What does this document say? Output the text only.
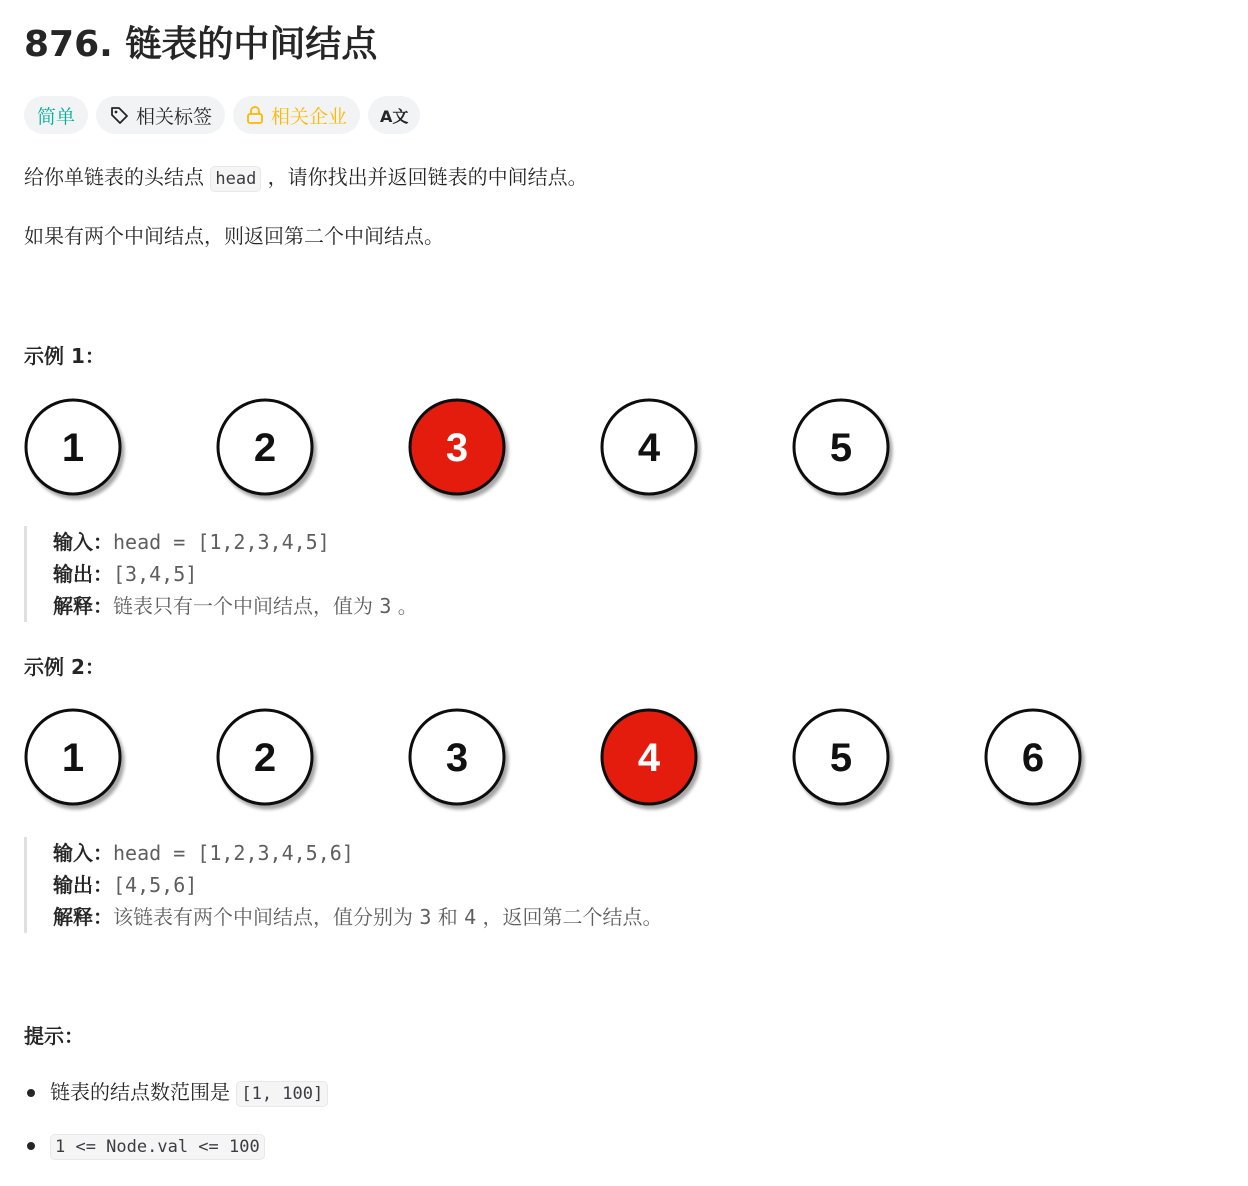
876. 链表的中间结点
简单	相关标签	相关企业 A文

给你单链表的头结点 head ，请你找出并返回链表的中间结点。

如果有两个中间结点，则返回第二个中间结点。

示例 1：
1	2	3	4	5
输入：head = [1,2,3,4,5]
输出：[3,4,5]
解释：链表只有一个中间结点，值为 3 。
示例 2：
1	2	3	4	5	6
输入：head = [1,2,3,4,5,6]
输出：[4,5,6]
解释：该链表有两个中间结点，值分别为 3 和 4 ，返回第二个结点。
提示：
链表的结点数范围是 [1, 100]
1 <= Node.val <= 100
● ● ● ●
- THE EXERCISE -
Make a verbatim copy of all the entries and strip out the pictures.

- EXERCISE RESULT -
What does this document say? Output the text only.
876. 链表的中间结点
简单	相关标签	相关企业 A文

给你单链表的头结点 head ，请你找出并返回链表的中间结点。

如果有两个中间结点，则返回第二个中间结点。

示例 1：
1	2	3	4	5
输入：head = [1,2,3,4,5]
输出：[3,4,5]
解释：链表只有一个中间结点，值为 3 。
示例 2：
1	2	3	4	5	6
输入：head = [1,2,3,4,5,6]
输出：[4,5,6]
解释：该链表有两个中间结点，值分别为 3 和 4 ，返回第二个结点。
提示：
链表的结点数范围是 [1, 100]
1 <= Node.val <= 100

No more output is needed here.